== Extrait ==
—————

La viticulture au Canada connaît un essor sans précédent, en particulier en Ontario, en Colombie-Britannique et au Québec. Elle est basée sur l'utilisation conjointe de cépages nobles de Vitis vinifera et d'hybrides plus résistants aux conditions hivernales. Son produit le plus réputé au niveau international est le vin de glace.

Historique[modifier | modifier le code]

Historique au Québec[modifier | modifier le code]

Vitis riparia sur l'île aux raisins dans le parc national des îles Boucherville

Lorsque Jacques Cartier explore le fleuve Saint-Laurent, il note la présence de vignes sauvages (vitis riparia) sur l'Île d'Orléans, en Nouvelle-France et c'est pour cette raison qu'il lui donna le nom d'L’Isle de Bacchus, en 1535, une référence au dieu romain de l'ivresse[1],[2].

En 1608, lorsque Samuel de Champlain s'installa sur le site de la future ville de Québec, il y planta des vignes françaises (vitis vinifera) et constata qu'elles ne survivaient pas à l'hiver du pays. De petits vignobles apparurent tout de même dans la colonie au fil du temps. On continua donc la vinification avec les vignes arbustives locales mais, en 1664, force fut de constater qu'elles ne donnaient qu'un vin âcre et teinturier. Les colons se mirent à faire du vin avec le raisin sauvage mêlé à d'autres petits fruits. Ce ne fut pas meilleur[2].

La récolte du raisin sur hautain au Québec à la fin du XIXe siècle

En 1731, les Sulpiciens de Montréal possédaient un vignoble de trois arpents fournissant le vin de messe nécessaire à tous les offices de la religion catholique[3]. D'autres religieux, les Jésuites, se lancèrent à leur tour dans la viticulture et importèrent plusieurs cépages en provenance d'Europe. Ils périclitèrent. Ce qui contraignit aubergistes, religieux et gens fortunés à importer des vins de France et d’Espagne. En 1739, la Nouvelle-France but 775 166 flacons de vin. La population adulte étant alors de 24 260 personnes, cela représentait 32 litres par personne. À titre de comparaison, en 1992, la consommation moyenne des Québécois ne fut que de 14 litres par personne et par an[2].

—————

== Données fournies ==
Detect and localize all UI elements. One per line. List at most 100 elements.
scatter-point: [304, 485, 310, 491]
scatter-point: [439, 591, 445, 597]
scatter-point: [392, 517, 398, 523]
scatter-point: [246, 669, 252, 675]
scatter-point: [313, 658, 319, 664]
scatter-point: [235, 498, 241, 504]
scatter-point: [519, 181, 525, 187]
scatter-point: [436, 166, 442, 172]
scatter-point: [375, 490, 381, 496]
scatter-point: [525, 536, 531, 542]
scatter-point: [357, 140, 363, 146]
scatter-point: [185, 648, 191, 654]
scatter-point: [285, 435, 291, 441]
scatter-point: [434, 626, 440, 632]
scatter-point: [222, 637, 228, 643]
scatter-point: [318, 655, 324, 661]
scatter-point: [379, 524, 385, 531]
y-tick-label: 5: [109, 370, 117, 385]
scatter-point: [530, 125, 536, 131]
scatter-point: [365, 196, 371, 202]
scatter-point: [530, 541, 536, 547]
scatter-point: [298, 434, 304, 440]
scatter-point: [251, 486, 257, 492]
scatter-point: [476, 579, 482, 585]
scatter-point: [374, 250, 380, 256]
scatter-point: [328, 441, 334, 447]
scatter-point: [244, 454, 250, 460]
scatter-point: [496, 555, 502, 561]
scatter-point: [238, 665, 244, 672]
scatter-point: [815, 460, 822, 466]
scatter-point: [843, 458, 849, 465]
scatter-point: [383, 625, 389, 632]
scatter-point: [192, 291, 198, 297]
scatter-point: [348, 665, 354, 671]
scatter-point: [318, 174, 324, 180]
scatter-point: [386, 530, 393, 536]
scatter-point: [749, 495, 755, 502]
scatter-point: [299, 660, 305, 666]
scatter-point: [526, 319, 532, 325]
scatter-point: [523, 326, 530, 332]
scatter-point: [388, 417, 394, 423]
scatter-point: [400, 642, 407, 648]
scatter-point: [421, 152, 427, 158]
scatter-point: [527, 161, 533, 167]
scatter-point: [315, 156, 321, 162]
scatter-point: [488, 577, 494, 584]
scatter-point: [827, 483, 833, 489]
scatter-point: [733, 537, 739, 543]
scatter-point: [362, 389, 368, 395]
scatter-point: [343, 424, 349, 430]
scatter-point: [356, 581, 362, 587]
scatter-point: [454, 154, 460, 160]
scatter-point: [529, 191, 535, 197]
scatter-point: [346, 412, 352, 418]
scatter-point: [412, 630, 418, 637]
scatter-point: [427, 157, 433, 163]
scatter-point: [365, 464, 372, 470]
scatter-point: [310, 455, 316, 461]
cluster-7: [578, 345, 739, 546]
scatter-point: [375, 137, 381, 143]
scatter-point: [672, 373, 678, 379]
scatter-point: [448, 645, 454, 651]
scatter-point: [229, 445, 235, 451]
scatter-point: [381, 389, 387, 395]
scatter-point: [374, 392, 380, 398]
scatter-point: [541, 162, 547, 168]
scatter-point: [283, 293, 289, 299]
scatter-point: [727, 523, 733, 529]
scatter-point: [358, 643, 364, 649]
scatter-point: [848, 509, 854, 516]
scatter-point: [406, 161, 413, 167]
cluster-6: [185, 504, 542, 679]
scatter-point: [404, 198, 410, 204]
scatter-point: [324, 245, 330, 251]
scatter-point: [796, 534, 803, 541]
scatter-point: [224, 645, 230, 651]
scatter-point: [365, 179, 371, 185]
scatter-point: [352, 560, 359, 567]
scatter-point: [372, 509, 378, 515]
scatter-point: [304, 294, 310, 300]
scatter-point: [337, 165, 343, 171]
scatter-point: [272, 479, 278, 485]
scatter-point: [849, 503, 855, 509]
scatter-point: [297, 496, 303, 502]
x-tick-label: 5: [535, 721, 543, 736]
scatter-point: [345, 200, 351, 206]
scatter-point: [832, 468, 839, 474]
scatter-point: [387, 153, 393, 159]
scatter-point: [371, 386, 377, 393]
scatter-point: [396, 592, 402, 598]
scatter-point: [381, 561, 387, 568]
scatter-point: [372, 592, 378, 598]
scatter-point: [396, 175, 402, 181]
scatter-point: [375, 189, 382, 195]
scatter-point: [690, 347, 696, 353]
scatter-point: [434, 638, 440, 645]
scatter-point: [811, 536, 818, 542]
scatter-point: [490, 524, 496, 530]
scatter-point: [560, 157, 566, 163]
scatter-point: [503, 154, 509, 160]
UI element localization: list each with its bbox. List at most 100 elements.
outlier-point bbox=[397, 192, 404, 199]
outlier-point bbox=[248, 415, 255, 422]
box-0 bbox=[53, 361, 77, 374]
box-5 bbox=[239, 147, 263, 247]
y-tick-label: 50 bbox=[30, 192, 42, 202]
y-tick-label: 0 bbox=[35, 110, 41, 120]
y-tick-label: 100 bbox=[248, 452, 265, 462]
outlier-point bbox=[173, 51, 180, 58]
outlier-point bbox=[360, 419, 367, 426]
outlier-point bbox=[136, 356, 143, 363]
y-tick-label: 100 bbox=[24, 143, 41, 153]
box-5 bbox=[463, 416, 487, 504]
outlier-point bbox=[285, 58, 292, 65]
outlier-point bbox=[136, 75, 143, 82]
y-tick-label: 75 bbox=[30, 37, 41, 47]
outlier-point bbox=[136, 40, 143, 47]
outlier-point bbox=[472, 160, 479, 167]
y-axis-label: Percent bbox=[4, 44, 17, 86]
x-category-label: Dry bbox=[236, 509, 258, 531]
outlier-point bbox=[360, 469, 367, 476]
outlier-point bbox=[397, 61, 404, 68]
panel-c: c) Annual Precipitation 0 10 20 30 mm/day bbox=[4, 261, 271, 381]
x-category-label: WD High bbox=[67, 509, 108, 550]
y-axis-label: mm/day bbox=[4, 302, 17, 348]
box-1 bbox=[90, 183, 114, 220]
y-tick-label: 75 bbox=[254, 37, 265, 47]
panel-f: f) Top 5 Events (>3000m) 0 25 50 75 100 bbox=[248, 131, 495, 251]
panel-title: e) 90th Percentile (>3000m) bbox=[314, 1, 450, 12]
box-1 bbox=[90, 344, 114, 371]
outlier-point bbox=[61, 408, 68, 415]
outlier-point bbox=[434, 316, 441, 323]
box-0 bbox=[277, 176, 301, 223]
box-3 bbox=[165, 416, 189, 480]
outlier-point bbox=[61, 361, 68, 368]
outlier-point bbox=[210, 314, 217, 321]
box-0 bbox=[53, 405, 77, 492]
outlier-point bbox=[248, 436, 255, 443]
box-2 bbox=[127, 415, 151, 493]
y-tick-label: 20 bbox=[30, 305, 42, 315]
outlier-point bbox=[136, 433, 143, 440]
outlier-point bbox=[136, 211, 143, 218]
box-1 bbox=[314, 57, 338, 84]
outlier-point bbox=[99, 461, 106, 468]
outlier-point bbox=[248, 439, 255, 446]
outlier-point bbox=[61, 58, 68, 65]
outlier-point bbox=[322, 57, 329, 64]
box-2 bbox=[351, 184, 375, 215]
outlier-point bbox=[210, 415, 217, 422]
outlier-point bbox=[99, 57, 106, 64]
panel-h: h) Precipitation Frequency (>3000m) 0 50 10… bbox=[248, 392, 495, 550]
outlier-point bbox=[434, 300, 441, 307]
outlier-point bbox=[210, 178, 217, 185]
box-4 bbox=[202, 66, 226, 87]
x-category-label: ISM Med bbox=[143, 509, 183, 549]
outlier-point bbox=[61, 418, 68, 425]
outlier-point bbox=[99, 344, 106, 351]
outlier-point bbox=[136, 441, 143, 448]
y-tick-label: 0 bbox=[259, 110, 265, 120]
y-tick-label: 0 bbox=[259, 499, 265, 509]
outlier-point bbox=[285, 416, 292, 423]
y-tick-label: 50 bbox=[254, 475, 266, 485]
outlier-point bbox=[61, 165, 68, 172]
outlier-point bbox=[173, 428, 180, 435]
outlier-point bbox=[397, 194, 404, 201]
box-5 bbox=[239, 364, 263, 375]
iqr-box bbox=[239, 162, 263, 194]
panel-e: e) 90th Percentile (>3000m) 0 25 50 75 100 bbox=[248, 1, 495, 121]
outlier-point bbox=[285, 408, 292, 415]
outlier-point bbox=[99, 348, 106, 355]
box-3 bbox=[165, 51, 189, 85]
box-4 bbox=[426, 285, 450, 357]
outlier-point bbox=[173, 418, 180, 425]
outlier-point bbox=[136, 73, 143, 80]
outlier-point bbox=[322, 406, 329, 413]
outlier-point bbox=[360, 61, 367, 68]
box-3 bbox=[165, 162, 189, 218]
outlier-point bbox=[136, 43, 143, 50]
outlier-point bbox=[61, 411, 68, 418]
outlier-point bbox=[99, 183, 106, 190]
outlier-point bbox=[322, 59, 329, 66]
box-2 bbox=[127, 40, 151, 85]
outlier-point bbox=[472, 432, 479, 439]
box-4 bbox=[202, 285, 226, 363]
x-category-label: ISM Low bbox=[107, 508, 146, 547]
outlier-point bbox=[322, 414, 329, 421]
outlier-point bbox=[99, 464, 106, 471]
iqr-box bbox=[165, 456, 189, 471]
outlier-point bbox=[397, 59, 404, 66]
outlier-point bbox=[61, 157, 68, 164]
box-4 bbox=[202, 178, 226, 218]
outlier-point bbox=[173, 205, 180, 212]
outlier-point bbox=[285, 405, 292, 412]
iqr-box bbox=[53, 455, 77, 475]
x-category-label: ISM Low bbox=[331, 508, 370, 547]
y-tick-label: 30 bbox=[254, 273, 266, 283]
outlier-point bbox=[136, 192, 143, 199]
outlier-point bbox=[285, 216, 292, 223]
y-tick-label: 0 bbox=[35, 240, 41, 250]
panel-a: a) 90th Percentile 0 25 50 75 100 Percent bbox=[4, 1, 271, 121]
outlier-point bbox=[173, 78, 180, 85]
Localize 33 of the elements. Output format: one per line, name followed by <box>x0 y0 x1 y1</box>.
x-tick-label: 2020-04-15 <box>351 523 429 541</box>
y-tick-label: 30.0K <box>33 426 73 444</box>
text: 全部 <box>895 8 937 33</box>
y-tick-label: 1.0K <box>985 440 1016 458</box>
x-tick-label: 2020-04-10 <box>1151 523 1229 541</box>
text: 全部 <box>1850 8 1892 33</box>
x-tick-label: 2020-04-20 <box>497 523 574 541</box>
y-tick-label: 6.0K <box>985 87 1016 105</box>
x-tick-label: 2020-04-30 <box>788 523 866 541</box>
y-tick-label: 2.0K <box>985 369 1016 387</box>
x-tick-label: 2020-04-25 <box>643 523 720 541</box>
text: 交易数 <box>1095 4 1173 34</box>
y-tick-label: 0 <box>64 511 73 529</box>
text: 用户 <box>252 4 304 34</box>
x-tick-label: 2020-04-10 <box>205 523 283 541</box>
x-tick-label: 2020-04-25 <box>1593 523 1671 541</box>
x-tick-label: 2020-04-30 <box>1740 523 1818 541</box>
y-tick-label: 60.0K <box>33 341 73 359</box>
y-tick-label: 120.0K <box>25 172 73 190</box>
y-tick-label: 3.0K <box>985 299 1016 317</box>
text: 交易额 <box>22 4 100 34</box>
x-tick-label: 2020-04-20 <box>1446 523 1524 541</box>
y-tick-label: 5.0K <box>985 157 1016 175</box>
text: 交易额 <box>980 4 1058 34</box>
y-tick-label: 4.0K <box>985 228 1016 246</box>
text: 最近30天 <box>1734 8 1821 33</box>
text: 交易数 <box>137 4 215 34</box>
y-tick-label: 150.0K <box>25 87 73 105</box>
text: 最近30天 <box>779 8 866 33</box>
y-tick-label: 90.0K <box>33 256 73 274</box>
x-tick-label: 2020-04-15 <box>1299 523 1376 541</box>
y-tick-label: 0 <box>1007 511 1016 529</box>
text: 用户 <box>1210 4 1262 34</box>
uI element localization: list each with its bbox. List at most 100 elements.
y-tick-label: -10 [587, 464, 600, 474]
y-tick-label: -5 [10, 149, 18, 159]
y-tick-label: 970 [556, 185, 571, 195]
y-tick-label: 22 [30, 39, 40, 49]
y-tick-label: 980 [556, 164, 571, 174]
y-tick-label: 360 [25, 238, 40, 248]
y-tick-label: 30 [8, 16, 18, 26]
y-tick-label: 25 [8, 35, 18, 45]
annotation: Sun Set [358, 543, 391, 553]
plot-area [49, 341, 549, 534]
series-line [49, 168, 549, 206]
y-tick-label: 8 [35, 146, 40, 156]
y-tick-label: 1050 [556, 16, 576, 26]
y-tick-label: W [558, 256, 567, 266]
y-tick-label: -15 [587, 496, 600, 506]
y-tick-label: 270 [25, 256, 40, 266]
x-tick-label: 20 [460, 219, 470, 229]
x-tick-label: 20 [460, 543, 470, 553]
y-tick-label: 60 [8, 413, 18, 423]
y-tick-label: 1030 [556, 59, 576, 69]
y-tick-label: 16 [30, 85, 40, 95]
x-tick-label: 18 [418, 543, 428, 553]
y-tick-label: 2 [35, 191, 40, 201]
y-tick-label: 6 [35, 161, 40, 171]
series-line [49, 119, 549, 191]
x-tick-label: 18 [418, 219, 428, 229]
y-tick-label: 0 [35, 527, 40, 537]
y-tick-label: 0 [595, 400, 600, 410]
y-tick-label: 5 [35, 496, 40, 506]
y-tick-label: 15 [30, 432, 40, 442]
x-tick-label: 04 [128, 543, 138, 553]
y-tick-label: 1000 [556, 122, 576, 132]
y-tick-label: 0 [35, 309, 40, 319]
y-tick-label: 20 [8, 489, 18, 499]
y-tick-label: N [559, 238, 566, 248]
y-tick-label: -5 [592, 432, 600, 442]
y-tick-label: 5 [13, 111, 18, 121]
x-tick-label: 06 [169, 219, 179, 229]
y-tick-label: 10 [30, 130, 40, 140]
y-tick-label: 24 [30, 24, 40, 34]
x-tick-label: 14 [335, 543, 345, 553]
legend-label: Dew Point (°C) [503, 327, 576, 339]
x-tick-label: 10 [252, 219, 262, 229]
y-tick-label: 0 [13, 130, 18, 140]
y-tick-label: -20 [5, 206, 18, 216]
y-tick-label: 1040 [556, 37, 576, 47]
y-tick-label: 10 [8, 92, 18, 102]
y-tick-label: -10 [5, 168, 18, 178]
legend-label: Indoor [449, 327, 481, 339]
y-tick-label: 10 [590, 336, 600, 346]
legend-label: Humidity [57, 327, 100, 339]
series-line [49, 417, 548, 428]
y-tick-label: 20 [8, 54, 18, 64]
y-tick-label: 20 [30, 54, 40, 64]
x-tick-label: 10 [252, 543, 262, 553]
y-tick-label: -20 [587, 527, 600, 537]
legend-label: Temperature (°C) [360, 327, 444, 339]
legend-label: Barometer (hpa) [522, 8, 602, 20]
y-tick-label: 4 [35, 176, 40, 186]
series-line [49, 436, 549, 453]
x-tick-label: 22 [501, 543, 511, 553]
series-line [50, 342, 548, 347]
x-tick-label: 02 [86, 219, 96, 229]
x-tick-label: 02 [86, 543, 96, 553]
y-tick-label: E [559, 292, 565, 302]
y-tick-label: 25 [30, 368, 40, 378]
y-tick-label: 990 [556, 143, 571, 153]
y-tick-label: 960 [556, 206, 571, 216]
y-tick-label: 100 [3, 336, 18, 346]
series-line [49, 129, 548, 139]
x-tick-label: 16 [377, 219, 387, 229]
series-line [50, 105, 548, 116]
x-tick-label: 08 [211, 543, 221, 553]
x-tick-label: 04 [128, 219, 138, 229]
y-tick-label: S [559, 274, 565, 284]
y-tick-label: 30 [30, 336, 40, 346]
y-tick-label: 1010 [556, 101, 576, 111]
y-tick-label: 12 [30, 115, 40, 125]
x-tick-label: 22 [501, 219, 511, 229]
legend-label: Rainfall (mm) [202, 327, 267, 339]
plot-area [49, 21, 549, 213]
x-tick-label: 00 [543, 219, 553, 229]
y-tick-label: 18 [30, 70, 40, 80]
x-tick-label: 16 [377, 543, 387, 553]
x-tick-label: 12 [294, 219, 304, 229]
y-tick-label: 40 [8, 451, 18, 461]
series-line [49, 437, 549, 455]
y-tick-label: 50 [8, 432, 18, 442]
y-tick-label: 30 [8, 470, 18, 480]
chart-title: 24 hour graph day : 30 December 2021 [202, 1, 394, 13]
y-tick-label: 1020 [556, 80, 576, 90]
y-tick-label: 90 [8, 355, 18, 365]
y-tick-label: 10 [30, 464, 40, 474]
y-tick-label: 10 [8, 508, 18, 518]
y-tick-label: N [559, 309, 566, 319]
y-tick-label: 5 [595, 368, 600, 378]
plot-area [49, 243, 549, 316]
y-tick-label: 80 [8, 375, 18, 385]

—————

== À faire ==
[1] Répondez à ces questions sur l'extrait sur la viticulture au Canada :
(a) En quelle année Jacques Cartier nomma-t-il l'île L'Isle de Bacchus ?
(b) Combien d'arpents faisait le vignoble des Sulpiciens de Montréal en 1731 ?
(c) Combien de litres de vin un Québécois buvait-il en moyenne par an en 1992 ?
[2] Recopiez le passage de l'extrait sur la viticulture au Canada entre « Historique au Québec[modifier » et « romain de l'ivresse[1],[2]. », inclus.
[3] Continuez l'extrait sur la viticulture au Canada à partir de sa dernière phrase.
Les lignes ne servent à rien dans ce travail.

== Réponses ==
[1]
(a) En 1535.
(b) Trois arpents.
(c) 14 litres.

[2]
Historique au Québec[modifier | modifier le code]

Vitis riparia sur l'île aux raisins dans le parc national des îles Boucherville

Lorsque Jacques Cartier explore le fleuve Saint-Laurent, il note la présence de vignes sauvages (vitis riparia) sur l'Île d'Orléans, en Nouvelle-France et c'est pour cette raison qu'il lui donna le nom d'L’Isle de Bacchus, en 1535, une référence au dieu romain de l'ivresse[1],[2].

[3]
L'emmagasinage et le tri du raisin en Montérégie
Vendange inespérée

Lors de la Conquête par l'Angleterre et jusqu'à la Confédération, en 1867, ce furent les alcools qui prirent le pas sur le vin. Les Anglais durant cette période avaient interdit tout commerce avec la France. Mais un renouveau eut lieu dans le dernier quart du XIXe siècle. La viticulture, qui avait vivoté jusqu'en 1864, prit son essor quand le gouvernement du Québec subventionna la culture de la vigne en faisant venir des pieds hybrides des États-Unis. En Montérégie, dans les années 1880, Charles Gibbs de Saint-Paul-d'Abbotsford cultiva, sur le versant du mont Yamaska, 47 variétés de raisins provenant d'hybrides nord-américains et de croisements européens. Il a en pépinière 30 000 plants de vignes mais ne vinifie pas lui-même. Mais cette orientation fut contrariée tant par le soutien discontinu de l'État dû aux alternances gouvernementales et les pressions politico-religieuses anti-viticulture[2].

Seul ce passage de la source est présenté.